* begin *

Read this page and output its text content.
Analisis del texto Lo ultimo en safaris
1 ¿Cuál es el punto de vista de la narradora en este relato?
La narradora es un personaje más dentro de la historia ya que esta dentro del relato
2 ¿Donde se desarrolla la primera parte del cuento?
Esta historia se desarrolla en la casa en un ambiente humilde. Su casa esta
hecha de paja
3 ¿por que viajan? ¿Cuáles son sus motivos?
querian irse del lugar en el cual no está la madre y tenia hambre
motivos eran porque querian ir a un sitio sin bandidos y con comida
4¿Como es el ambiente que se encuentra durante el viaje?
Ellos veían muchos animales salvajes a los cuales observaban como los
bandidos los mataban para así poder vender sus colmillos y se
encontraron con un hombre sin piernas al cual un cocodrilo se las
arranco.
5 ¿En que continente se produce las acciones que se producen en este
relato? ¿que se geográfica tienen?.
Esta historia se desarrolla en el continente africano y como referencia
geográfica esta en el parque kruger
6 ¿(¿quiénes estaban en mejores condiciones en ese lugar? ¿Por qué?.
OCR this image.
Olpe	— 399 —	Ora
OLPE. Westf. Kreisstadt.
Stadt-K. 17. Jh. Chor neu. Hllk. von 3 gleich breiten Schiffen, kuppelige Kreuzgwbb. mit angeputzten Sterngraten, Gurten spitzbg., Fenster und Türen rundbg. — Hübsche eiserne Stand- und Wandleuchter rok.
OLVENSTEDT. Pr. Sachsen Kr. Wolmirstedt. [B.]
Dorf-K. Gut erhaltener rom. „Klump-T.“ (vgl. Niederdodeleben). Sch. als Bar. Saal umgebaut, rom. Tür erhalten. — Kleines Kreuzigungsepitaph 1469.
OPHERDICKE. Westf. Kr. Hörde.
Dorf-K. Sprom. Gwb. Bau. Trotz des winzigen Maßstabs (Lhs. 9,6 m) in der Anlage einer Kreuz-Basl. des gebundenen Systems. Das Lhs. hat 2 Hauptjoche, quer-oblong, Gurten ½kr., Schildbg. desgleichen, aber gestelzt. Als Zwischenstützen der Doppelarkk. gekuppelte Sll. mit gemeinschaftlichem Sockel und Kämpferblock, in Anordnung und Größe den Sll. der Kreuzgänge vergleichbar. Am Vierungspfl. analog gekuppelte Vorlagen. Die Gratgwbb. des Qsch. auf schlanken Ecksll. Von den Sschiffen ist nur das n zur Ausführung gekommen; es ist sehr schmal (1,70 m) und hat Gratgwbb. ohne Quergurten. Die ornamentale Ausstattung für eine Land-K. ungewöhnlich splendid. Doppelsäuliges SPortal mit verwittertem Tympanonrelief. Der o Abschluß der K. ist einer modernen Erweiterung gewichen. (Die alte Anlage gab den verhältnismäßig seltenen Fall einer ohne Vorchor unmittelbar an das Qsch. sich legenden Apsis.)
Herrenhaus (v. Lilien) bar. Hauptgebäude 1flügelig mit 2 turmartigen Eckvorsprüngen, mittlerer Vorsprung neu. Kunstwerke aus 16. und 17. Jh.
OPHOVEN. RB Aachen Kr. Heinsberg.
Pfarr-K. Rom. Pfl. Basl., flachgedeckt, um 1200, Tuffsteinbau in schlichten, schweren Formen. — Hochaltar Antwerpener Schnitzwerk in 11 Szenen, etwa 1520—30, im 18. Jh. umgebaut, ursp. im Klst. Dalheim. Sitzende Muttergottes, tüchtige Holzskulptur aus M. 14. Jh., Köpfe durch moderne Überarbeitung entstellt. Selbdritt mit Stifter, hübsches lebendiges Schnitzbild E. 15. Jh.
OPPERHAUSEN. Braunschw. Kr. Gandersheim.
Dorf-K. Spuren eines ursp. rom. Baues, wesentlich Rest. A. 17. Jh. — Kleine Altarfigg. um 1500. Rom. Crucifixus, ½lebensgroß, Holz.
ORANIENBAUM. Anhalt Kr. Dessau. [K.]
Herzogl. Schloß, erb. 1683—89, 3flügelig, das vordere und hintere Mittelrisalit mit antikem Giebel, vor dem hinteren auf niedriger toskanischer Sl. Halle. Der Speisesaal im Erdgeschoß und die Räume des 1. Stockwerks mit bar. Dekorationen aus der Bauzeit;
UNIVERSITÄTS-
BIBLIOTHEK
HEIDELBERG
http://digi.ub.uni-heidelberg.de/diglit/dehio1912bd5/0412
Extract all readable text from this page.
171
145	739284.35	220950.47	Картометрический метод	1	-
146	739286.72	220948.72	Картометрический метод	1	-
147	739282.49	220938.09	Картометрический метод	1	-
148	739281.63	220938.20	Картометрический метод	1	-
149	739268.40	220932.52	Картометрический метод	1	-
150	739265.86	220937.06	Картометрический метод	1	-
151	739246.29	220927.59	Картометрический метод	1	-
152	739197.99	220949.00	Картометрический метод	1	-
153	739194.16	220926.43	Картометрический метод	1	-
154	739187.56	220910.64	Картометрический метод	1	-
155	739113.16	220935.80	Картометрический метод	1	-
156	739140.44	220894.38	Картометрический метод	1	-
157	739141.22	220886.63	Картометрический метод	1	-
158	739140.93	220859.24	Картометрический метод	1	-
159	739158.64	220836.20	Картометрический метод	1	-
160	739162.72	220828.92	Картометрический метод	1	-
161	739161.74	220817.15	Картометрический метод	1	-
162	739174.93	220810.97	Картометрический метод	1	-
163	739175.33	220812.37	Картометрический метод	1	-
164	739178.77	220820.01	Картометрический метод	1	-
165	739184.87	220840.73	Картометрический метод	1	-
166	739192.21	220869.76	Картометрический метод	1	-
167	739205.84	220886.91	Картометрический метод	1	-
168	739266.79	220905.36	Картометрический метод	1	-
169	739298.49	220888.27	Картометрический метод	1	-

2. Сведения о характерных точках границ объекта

* end *

* **GIVEN INSTRUCTION**
Return each entry from above without altering a single character.

* **SOLUTION TO THIS EXERCISE**
Read this page and output its text content.
Analisis del texto Lo ultimo en safaris
1 ¿Cuál es el punto de vista de la narradora en este relato?
La narradora es un personaje más dentro de la historia ya que esta dentro del relato
2 ¿Donde se desarrolla la primera parte del cuento?
Esta historia se desarrolla en la casa en un ambiente humilde. Su casa esta
hecha de paja
3 ¿por que viajan? ¿Cuáles son sus motivos?
querian irse del lugar en el cual no está la madre y tenia hambre
motivos eran porque querian ir a un sitio sin bandidos y con comida
4¿Como es el ambiente que se encuentra durante el viaje?
Ellos veían muchos animales salvajes a los cuales observaban como los
bandidos los mataban para así poder vender sus colmillos y se
encontraron con un hombre sin piernas al cual un cocodrilo se las
arranco.
5 ¿En que continente se produce las acciones que se producen en este
relato? ¿que se geográfica tienen?.
Esta historia se desarrolla en el continente africano y como referencia
geográfica esta en el parque kruger
6 ¿(¿quiénes estaban en mejores condiciones en ese lugar? ¿Por qué?.
OCR this image.
Olpe	— 399 —	Ora
OLPE. Westf. Kreisstadt.
Stadt-K. 17. Jh. Chor neu. Hllk. von 3 gleich breiten Schiffen, kuppelige Kreuzgwbb. mit angeputzten Sterngraten, Gurten spitzbg., Fenster und Türen rundbg. — Hübsche eiserne Stand- und Wandleuchter rok.
OLVENSTEDT. Pr. Sachsen Kr. Wolmirstedt. [B.]
Dorf-K. Gut erhaltener rom. „Klump-T.“ (vgl. Niederdodeleben). Sch. als Bar. Saal umgebaut, rom. Tür erhalten. — Kleines Kreuzigungsepitaph 1469.
OPHERDICKE. Westf. Kr. Hörde.
Dorf-K. Sprom. Gwb. Bau. Trotz des winzigen Maßstabs (Lhs. 9,6 m) in der Anlage einer Kreuz-Basl. des gebundenen Systems. Das Lhs. hat 2 Hauptjoche, quer-oblong, Gurten ½kr., Schildbg. desgleichen, aber gestelzt. Als Zwischenstützen der Doppelarkk. gekuppelte Sll. mit gemeinschaftlichem Sockel und Kämpferblock, in Anordnung und Größe den Sll. der Kreuzgänge vergleichbar. Am Vierungspfl. analog gekuppelte Vorlagen. Die Gratgwbb. des Qsch. auf schlanken Ecksll. Von den Sschiffen ist nur das n zur Ausführung gekommen; es ist sehr schmal (1,70 m) und hat Gratgwbb. ohne Quergurten. Die ornamentale Ausstattung für eine Land-K. ungewöhnlich splendid. Doppelsäuliges SPortal mit verwittertem Tympanonrelief. Der o Abschluß der K. ist einer modernen Erweiterung gewichen. (Die alte Anlage gab den verhältnismäßig seltenen Fall einer ohne Vorchor unmittelbar an das Qsch. sich legenden Apsis.)
Herrenhaus (v. Lilien) bar. Hauptgebäude 1flügelig mit 2 turmartigen Eckvorsprüngen, mittlerer Vorsprung neu. Kunstwerke aus 16. und 17. Jh.
OPHOVEN. RB Aachen Kr. Heinsberg.
Pfarr-K. Rom. Pfl. Basl., flachgedeckt, um 1200, Tuffsteinbau in schlichten, schweren Formen. — Hochaltar Antwerpener Schnitzwerk in 11 Szenen, etwa 1520—30, im 18. Jh. umgebaut, ursp. im Klst. Dalheim. Sitzende Muttergottes, tüchtige Holzskulptur aus M. 14. Jh., Köpfe durch moderne Überarbeitung entstellt. Selbdritt mit Stifter, hübsches lebendiges Schnitzbild E. 15. Jh.
OPPERHAUSEN. Braunschw. Kr. Gandersheim.
Dorf-K. Spuren eines ursp. rom. Baues, wesentlich Rest. A. 17. Jh. — Kleine Altarfigg. um 1500. Rom. Crucifixus, ½lebensgroß, Holz.
ORANIENBAUM. Anhalt Kr. Dessau. [K.]
Herzogl. Schloß, erb. 1683—89, 3flügelig, das vordere und hintere Mittelrisalit mit antikem Giebel, vor dem hinteren auf niedriger toskanischer Sl. Halle. Der Speisesaal im Erdgeschoß und die Räume des 1. Stockwerks mit bar. Dekorationen aus der Bauzeit;
UNIVERSITÄTS-
BIBLIOTHEK
HEIDELBERG
http://digi.ub.uni-heidelberg.de/diglit/dehio1912bd5/0412
Extract all readable text from this page.
171
145	739284.35	220950.47	Картометрический метод	1	-
146	739286.72	220948.72	Картометрический метод	1	-
147	739282.49	220938.09	Картометрический метод	1	-
148	739281.63	220938.20	Картометрический метод	1	-
149	739268.40	220932.52	Картометрический метод	1	-
150	739265.86	220937.06	Картометрический метод	1	-
151	739246.29	220927.59	Картометрический метод	1	-
152	739197.99	220949.00	Картометрический метод	1	-
153	739194.16	220926.43	Картометрический метод	1	-
154	739187.56	220910.64	Картометрический метод	1	-
155	739113.16	220935.80	Картометрический метод	1	-
156	739140.44	220894.38	Картометрический метод	1	-
157	739141.22	220886.63	Картометрический метод	1	-
158	739140.93	220859.24	Картометрический метод	1	-
159	739158.64	220836.20	Картометрический метод	1	-
160	739162.72	220828.92	Картометрический метод	1	-
161	739161.74	220817.15	Картометрический метод	1	-
162	739174.93	220810.97	Картометрический метод	1	-
163	739175.33	220812.37	Картометрический метод	1	-
164	739178.77	220820.01	Картометрический метод	1	-
165	739184.87	220840.73	Картометрический метод	1	-
166	739192.21	220869.76	Картометрический метод	1	-
167	739205.84	220886.91	Картометрический метод	1	-
168	739266.79	220905.36	Картометрический метод	1	-
169	739298.49	220888.27	Картометрический метод	1	-

2. Сведения о характерных точках границ объекта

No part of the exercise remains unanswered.